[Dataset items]
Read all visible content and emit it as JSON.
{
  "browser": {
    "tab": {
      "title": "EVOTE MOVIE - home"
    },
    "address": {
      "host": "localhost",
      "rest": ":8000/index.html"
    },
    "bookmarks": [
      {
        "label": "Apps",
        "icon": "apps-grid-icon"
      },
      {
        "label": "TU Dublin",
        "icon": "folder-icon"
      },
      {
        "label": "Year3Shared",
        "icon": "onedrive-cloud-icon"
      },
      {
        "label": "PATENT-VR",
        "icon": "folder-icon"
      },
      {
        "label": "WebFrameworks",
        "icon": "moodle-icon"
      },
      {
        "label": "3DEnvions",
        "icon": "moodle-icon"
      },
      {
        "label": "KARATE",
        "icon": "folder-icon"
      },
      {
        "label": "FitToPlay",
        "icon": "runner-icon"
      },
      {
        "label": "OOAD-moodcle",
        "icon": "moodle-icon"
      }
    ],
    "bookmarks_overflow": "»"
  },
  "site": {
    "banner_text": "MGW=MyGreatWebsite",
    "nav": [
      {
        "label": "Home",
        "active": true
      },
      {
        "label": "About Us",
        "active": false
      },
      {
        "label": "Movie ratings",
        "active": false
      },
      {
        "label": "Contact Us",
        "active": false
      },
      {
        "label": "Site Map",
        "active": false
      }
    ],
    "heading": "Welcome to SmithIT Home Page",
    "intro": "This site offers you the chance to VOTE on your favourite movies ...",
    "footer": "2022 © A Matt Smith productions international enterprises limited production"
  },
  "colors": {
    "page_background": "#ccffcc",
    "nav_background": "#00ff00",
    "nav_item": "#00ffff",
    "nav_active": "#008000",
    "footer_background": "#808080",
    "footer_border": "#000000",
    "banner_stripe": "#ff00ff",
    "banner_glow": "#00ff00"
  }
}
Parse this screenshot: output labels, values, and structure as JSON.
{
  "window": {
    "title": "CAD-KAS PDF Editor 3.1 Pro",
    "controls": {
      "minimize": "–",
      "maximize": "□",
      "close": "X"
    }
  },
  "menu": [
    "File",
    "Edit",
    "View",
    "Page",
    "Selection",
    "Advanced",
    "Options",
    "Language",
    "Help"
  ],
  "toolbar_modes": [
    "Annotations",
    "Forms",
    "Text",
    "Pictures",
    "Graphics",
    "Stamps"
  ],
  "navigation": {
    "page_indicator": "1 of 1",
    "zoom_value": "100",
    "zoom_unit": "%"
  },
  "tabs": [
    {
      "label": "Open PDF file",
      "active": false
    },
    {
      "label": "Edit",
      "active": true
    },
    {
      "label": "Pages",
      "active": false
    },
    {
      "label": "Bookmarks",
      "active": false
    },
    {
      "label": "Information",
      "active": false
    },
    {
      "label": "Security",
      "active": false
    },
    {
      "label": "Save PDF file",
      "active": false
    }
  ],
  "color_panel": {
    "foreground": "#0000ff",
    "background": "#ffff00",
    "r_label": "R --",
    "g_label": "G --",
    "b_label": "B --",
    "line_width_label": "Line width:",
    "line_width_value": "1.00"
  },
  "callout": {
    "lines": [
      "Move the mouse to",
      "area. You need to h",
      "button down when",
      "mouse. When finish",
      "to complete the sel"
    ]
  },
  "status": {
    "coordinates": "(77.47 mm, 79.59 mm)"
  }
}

**Written problem:**
Pull out all lines containing "title".

**Exercise solution:**
      "title": "EVOTE MOVIE - home"
    "title": "CAD-KAS PDF Editor 3.1 Pro",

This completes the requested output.